## Text shown
1938 Dagenham Urban District Council election

12 of 33 seats to the Dagenham Urban District Council 17 seats needed for a majority
|  | First party | Second party |
|  | LAB | RA |
| Party | Labour | Ratepayers |
| Seats won | 9 | 3 |
| Majority party before election Labour | Majority party after election Labour |

= 1938 Dagenham Urban District Council election =

1938 UK local government election

The 13th election to Dagenham Urban District Council took place on 2 April 1938. It was the final election to the council, with another election required in November 1938 following the incorporation of Dagenham as a municipal borough.

==Background==
In 1938 twelve of the seats were up for re-election:
- Becontree, 1 seat
- Becontree Heath, 2 seats
- Chadwell Heath, 3 seats
- Dagenham North East, 2 seats
- Dagenham North West, 2 seats
- Dagenham South, 2 seats

Polling took place on 2 April 1938.

## Tasks
1: Answer these questions from the Dagenham election text:
(a) How many seats did Labour win?
(b) Which area had three seats up for re-election?
(c) On what date did polling take place?
2: Duplicate the stretch of the Dagenham election text from "The 13th election" through "Polling took place on 2 April 1938.".
The material has no part in the work on the Dagenham election text.

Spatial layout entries
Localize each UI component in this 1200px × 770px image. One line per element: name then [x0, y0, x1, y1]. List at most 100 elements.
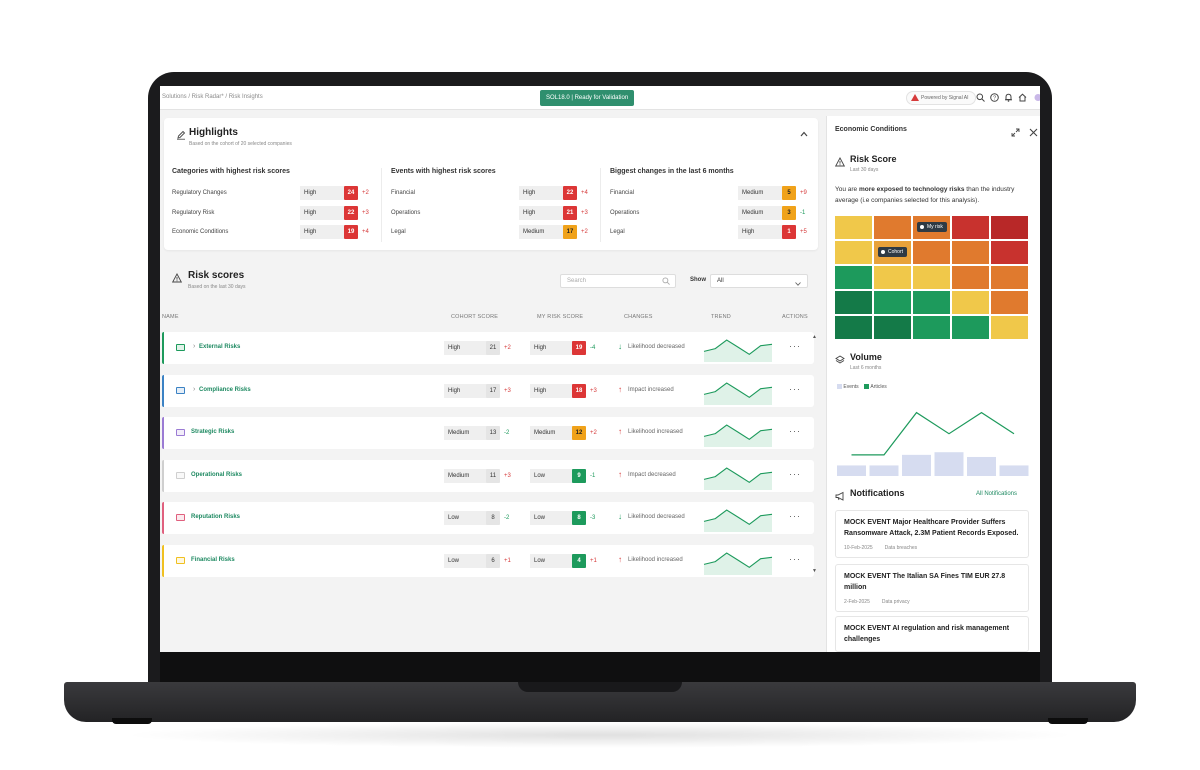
highlight-row-label[interactable]: Legal [610, 229, 625, 235]
more-actions-icon[interactable]: ··· [789, 511, 801, 521]
risk-name-link[interactable]: Reputation Risks [191, 514, 241, 520]
my-risk-label: My risk [927, 224, 943, 230]
my-risk-score-badge: 4 [572, 553, 586, 568]
notification-title: MOCK EVENT The Italian SA Fines TIM EUR … [844, 573, 1006, 591]
laptop-foot-left [112, 718, 152, 724]
risk-name-link[interactable]: Compliance Risks [199, 386, 251, 393]
column-header-name[interactable]: NAME [162, 314, 179, 320]
scroll-up-arrow[interactable]: ▲ [812, 334, 817, 340]
user-avatar-icon[interactable] [1032, 93, 1040, 102]
notification-card[interactable]: MOCK EVENT AI regulation and risk manage… [835, 616, 1029, 652]
cohort-score-badge: 13 [486, 426, 500, 440]
cohort-score-badge: 6 [486, 553, 500, 568]
risk-scores-subtitle: Based on the last 30 days [188, 284, 246, 290]
home-icon[interactable] [1018, 93, 1027, 102]
powered-by-badge[interactable]: Powered by Signal AI [906, 91, 976, 105]
trend-sparkline [703, 509, 773, 532]
more-actions-icon[interactable]: ··· [789, 468, 801, 479]
collapse-chevron-up-icon[interactable] [800, 130, 808, 139]
powered-by-label: Powered by Signal AI [921, 95, 969, 101]
highlight-row-label[interactable]: Economic Conditions [172, 229, 229, 235]
search-placeholder: Search [567, 278, 587, 284]
heatmap-cell [835, 216, 872, 239]
highlights-title: Highlights [189, 127, 238, 138]
scroll-down-arrow[interactable]: ▼ [812, 568, 817, 574]
chevron-right-icon[interactable]: › [193, 343, 196, 350]
my-risk-score-badge: 8 [572, 511, 586, 525]
table-row[interactable]: › Compliance Risks High 17 +3 High 18 +3 ↑ Impact… [162, 374, 814, 407]
risk-text-emphasis: more exposed to technology risks [858, 186, 965, 193]
notification-date: 10-Feb-2025 [844, 545, 873, 551]
help-icon[interactable]: ? [990, 93, 999, 102]
events-bar [837, 465, 866, 476]
risk-text-post: than the industry average (i.e companies… [835, 186, 1015, 204]
highlight-row-label[interactable]: Financial [610, 190, 635, 196]
highlight-score-badge: 24 [344, 186, 358, 200]
chevron-right-icon[interactable]: › [193, 385, 196, 393]
more-actions-icon[interactable]: ··· [789, 383, 801, 394]
heatmap-cell [991, 241, 1028, 264]
table-row[interactable]: Operational Risks Medium 11 +3 Low 9 -1 ↑ Impact… [162, 459, 814, 492]
highlight-row-label[interactable]: Regulatory Changes [172, 190, 227, 196]
column-header-cohort-score[interactable]: COHORT SCORE [451, 314, 499, 320]
my-risk-marker[interactable]: My risk [917, 222, 947, 232]
risk-name-link[interactable]: Financial Risks [191, 556, 235, 563]
more-actions-icon[interactable]: ··· [789, 426, 801, 436]
highlight-row-label[interactable]: Operations [391, 209, 421, 216]
notification-card[interactable]: MOCK EVENT The Italian SA Fines TIM EUR … [835, 564, 1029, 612]
highlight-risk-level: High [519, 186, 563, 200]
side-panel-title: Economic Conditions [835, 126, 907, 133]
my-risk-score-badge: 9 [572, 468, 586, 483]
more-actions-icon[interactable]: ··· [789, 553, 801, 564]
breadcrumb[interactable]: Solutions / Risk Radar* / Risk Insights [162, 94, 263, 100]
column-header-my-risk-score[interactable]: MY RISK SCORE [537, 314, 584, 320]
search-input[interactable]: Search [560, 274, 676, 288]
cohort-score-badge: 17 [486, 383, 500, 398]
trend-line [703, 551, 773, 568]
bell-icon[interactable] [1004, 93, 1013, 102]
highlight-row-label[interactable]: Legal [391, 229, 406, 235]
expand-icon[interactable] [1011, 124, 1020, 142]
highlight-row-label[interactable]: Financial [391, 190, 416, 196]
highlight-row-label[interactable]: Regulatory Risk [172, 209, 215, 216]
heatmap-cell [952, 316, 989, 339]
table-row[interactable]: Strategic Risks Medium 13 -2 Medium 12 +2 ↑ Like… [162, 417, 814, 449]
table-row[interactable]: Reputation Risks Low 8 -2 Low 8 -3 ↓ Likelihood … [162, 502, 814, 534]
notification-meta: 10-Feb-2025 Data breaches [844, 545, 1020, 551]
close-icon[interactable] [1029, 124, 1038, 142]
chevron-down-icon [795, 279, 801, 291]
heatmap-cell [991, 266, 1028, 289]
top-bar: Solutions / Risk Radar* / Risk Insights … [160, 86, 1040, 110]
folder-icon [176, 429, 185, 436]
show-filter-select[interactable]: All [710, 274, 808, 288]
risk-name-link[interactable]: Operational Risks [191, 471, 243, 478]
highlight-row-label[interactable]: Operations [610, 209, 640, 216]
row-accent-bar [162, 374, 164, 407]
notification-card[interactable]: MOCK EVENT Major Healthcare Provider Suf… [835, 510, 1029, 558]
edit-pencil-icon [176, 127, 186, 145]
articles-line [851, 411, 1015, 456]
more-actions-icon[interactable]: ··· [789, 341, 801, 351]
column-header-actions: ACTIONS [782, 314, 808, 320]
table-row[interactable]: Financial Risks Low 6 +1 Low 4 +1 ↑ Likelihood i… [162, 544, 814, 577]
row-accent-bar [162, 544, 164, 577]
risk-name-link[interactable]: External Risks [199, 344, 241, 350]
highlight-risk-level: High [300, 205, 344, 220]
volume-chart [837, 411, 1029, 476]
heatmap-cell [913, 316, 950, 339]
table-row[interactable]: › External Risks High 21 +2 High 19 -4 ↓ Likeliho… [162, 332, 814, 364]
column-header-changes[interactable]: CHANGES [624, 314, 653, 320]
trend-sparkline [703, 424, 773, 447]
my-risk-level: Low [530, 553, 576, 568]
search-icon[interactable] [976, 93, 985, 102]
trend-line [703, 339, 773, 355]
risk-score-description: You are more exposed to technology risks… [835, 184, 1035, 206]
volume-title: Volume [850, 352, 882, 362]
heatmap-cell [952, 291, 989, 314]
risk-name-link[interactable]: Strategic Risks [191, 429, 235, 435]
column-header-trend[interactable]: TREND [711, 314, 731, 320]
cohort-level: High [444, 341, 490, 355]
cohort-marker[interactable]: Cohort [878, 247, 908, 257]
all-notifications-link[interactable]: All Notifications [976, 491, 1018, 497]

## Answers by task
1:
(a) 9
(b) Chadwell Heath
(c) 2 April 1938

2:
The 13th election to Dagenham Urban District Council took place on 2 April 1938. It was the final election to the council, with another election required in November 1938 following the incorporation of Dagenham as a municipal borough.

==Background==
In 1938 twelve of the seats were up for re-election:
- Becontree, 1 seat
- Becontree Heath, 2 seats
- Chadwell Heath, 3 seats
- Dagenham North East, 2 seats
- Dagenham North West, 2 seats
- Dagenham South, 2 seats

Polling took place on 2 April 1938.